PROMPT - Set down all of the data exactly as it appears.

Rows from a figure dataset
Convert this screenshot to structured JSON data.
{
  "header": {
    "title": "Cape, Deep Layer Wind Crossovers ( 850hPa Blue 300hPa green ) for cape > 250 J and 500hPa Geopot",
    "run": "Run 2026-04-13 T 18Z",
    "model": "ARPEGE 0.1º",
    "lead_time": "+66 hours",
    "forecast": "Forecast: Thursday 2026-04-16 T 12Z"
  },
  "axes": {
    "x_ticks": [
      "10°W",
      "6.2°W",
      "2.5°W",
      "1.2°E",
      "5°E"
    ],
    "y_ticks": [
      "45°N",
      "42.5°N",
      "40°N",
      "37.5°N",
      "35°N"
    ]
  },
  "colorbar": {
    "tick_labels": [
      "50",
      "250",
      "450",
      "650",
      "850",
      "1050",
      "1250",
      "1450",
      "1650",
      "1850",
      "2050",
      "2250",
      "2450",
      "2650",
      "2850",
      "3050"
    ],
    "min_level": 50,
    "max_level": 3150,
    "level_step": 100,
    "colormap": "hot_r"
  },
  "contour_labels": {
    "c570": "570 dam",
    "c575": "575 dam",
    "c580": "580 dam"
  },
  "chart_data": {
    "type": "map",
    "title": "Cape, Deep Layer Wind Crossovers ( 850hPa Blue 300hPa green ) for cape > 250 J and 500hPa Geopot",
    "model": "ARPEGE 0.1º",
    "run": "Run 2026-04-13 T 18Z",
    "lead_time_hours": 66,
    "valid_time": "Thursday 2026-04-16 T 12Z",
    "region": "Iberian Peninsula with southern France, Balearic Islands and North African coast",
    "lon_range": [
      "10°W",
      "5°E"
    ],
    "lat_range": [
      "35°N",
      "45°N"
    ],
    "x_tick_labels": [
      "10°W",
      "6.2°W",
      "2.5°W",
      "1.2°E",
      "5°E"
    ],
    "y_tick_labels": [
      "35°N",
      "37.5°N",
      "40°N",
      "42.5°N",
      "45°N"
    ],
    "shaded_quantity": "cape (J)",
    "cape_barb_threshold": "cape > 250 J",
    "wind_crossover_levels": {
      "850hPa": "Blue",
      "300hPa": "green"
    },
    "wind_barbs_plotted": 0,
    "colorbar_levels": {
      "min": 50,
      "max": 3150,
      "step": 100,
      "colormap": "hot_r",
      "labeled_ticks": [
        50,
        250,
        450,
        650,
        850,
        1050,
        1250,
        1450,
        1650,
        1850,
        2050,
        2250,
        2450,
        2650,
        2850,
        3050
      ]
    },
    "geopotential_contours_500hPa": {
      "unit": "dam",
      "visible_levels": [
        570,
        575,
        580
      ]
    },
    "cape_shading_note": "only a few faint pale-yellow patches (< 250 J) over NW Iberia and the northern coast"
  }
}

TASK SOLUTION -
Convert this screenshot to structured JSON data.
{
  "header": {
    "title": "Cape, Deep Layer Wind Crossovers ( 850hPa Blue 300hPa green ) for cape > 250 J and 500hPa Geopot",
    "run": "Run 2026-04-13 T 18Z",
    "model": "ARPEGE 0.1º",
    "lead_time": "+66 hours",
    "forecast": "Forecast: Thursday 2026-04-16 T 12Z"
  },
  "axes": {
    "x_ticks": [
      "10°W",
      "6.2°W",
      "2.5°W",
      "1.2°E",
      "5°E"
    ],
    "y_ticks": [
      "45°N",
      "42.5°N",
      "40°N",
      "37.5°N",
      "35°N"
    ]
  },
  "colorbar": {
    "tick_labels": [
      "50",
      "250",
      "450",
      "650",
      "850",
      "1050",
      "1250",
      "1450",
      "1650",
      "1850",
      "2050",
      "2250",
      "2450",
      "2650",
      "2850",
      "3050"
    ],
    "min_level": 50,
    "max_level": 3150,
    "level_step": 100,
    "colormap": "hot_r"
  },
  "contour_labels": {
    "c570": "570 dam",
    "c575": "575 dam",
    "c580": "580 dam"
  },
  "chart_data": {
    "type": "map",
    "title": "Cape, Deep Layer Wind Crossovers ( 850hPa Blue 300hPa green ) for cape > 250 J and 500hPa Geopot",
    "model": "ARPEGE 0.1º",
    "run": "Run 2026-04-13 T 18Z",
    "lead_time_hours": 66,
    "valid_time": "Thursday 2026-04-16 T 12Z",
    "region": "Iberian Peninsula with southern France, Balearic Islands and North African coast",
    "lon_range": [
      "10°W",
      "5°E"
    ],
    "lat_range": [
      "35°N",
      "45°N"
    ],
    "x_tick_labels": [
      "10°W",
      "6.2°W",
      "2.5°W",
      "1.2°E",
      "5°E"
    ],
    "y_tick_labels": [
      "35°N",
      "37.5°N",
      "40°N",
      "42.5°N",
      "45°N"
    ],
    "shaded_quantity": "cape (J)",
    "cape_barb_threshold": "cape > 250 J",
    "wind_crossover_levels": {
      "850hPa": "Blue",
      "300hPa": "green"
    },
    "wind_barbs_plotted": 0,
    "colorbar_levels": {
      "min": 50,
      "max": 3150,
      "step": 100,
      "colormap": "hot_r",
      "labeled_ticks": [
        50,
        250,
        450,
        650,
        850,
        1050,
        1250,
        1450,
        1650,
        1850,
        2050,
        2250,
        2450,
        2650,
        2850,
        3050
      ]
    },
    "geopotential_contours_500hPa": {
      "unit": "dam",
      "visible_levels": [
        570,
        575,
        580
      ]
    },
    "cape_shading_note": "only a few faint pale-yellow patches (< 250 J) over NW Iberia and the northern coast"
  }
}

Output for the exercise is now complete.